Exercise material:
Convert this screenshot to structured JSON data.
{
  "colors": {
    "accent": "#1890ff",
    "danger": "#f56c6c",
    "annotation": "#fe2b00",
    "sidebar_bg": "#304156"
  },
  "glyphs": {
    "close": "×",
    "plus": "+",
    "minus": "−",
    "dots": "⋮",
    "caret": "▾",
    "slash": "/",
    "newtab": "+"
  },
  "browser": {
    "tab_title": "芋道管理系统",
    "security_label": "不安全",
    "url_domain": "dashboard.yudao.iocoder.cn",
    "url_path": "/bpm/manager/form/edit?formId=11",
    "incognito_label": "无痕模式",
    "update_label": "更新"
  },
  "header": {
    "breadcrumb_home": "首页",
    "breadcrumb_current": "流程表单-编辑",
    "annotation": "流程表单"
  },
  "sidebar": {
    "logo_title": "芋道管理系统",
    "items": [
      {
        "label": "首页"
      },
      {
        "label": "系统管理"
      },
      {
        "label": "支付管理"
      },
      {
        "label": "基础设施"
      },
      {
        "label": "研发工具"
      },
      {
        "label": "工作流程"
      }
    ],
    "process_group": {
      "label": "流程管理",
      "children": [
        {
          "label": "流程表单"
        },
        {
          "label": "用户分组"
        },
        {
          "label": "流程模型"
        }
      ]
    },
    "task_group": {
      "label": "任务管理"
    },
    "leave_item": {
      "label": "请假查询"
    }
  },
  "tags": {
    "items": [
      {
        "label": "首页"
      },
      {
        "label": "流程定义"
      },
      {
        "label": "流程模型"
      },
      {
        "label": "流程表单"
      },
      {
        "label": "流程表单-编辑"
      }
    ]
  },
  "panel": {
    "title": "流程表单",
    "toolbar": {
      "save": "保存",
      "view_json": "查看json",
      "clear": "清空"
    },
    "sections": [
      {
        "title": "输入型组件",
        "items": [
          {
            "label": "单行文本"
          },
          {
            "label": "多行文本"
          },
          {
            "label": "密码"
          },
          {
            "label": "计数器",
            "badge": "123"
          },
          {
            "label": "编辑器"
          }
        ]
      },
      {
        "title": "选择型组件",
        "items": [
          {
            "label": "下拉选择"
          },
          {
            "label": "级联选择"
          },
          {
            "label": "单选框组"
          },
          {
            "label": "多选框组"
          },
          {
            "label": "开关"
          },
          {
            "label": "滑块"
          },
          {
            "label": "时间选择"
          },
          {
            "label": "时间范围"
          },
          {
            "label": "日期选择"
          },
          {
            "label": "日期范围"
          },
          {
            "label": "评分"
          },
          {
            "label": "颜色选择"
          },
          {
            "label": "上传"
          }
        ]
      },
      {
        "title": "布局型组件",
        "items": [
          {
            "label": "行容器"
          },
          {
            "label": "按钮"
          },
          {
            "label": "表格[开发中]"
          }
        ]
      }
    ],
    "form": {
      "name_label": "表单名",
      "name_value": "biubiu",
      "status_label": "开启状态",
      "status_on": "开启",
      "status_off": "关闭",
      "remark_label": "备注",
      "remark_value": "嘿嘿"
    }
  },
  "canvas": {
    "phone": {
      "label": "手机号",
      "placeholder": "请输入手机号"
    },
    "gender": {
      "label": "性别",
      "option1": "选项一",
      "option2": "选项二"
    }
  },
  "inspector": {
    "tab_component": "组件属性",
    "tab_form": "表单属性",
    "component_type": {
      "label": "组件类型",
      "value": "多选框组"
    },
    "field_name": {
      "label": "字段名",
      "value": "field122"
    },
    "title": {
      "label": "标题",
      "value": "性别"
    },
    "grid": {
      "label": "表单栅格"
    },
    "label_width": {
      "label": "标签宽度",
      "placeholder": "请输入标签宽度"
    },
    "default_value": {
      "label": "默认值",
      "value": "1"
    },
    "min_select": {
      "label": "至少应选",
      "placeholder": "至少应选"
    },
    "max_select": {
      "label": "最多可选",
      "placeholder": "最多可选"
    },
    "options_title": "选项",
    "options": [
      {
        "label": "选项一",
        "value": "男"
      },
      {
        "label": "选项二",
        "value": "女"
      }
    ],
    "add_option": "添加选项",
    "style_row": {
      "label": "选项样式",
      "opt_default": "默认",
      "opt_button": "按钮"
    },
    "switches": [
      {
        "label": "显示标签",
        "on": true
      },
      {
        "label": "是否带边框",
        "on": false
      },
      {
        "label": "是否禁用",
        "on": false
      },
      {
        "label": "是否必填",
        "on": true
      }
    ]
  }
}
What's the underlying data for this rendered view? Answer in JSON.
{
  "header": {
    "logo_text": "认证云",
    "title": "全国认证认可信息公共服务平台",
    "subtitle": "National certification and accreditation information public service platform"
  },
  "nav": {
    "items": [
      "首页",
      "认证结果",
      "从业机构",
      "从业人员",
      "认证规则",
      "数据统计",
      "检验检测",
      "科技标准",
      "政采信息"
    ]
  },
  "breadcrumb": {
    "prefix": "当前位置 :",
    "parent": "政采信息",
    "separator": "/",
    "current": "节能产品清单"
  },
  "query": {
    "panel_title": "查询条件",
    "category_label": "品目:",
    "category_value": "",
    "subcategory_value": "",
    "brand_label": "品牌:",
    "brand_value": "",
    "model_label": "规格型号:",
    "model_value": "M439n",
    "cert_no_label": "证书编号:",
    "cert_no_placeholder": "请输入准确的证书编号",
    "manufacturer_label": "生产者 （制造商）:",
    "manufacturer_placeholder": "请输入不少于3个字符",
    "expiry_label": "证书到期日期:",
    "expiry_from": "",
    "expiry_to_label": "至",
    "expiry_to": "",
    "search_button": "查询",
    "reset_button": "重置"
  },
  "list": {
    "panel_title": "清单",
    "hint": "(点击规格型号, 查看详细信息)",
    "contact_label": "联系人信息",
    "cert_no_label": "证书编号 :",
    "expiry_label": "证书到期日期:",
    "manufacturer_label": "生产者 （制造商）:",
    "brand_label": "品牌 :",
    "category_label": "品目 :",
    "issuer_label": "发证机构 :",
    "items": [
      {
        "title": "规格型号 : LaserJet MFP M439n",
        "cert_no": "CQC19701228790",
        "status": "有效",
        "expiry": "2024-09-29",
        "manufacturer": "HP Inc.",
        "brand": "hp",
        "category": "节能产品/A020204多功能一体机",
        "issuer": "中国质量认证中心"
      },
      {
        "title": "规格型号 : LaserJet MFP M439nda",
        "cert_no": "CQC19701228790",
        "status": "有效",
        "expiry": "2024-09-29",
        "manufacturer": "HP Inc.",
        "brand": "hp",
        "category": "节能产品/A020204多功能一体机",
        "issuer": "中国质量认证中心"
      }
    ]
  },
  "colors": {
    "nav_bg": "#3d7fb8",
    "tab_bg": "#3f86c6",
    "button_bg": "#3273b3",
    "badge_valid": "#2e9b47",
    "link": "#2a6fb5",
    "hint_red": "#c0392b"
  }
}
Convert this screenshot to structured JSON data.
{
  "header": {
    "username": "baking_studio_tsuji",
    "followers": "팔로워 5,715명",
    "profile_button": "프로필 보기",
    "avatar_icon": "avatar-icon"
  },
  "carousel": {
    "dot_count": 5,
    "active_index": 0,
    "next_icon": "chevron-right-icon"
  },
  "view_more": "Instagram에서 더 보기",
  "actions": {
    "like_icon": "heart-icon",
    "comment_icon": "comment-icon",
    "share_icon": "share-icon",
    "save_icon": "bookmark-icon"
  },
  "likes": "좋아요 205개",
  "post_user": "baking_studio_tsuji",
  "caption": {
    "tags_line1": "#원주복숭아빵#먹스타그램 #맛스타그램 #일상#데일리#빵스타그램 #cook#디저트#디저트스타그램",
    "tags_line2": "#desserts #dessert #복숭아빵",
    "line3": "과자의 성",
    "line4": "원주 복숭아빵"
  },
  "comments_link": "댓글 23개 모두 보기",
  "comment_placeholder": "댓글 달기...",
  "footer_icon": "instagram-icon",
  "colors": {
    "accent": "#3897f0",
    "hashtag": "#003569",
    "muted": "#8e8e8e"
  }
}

Work instructions:
Copy out the lines in which the string "icon" appears.

Exercise answer:
    "avatar_icon": "avatar-icon"
    "next_icon": "chevron-right-icon"
    "like_icon": "heart-icon",
    "comment_icon": "comment-icon",
    "share_icon": "share-icon",
    "save_icon": "bookmark-icon"
  "footer_icon": "instagram-icon",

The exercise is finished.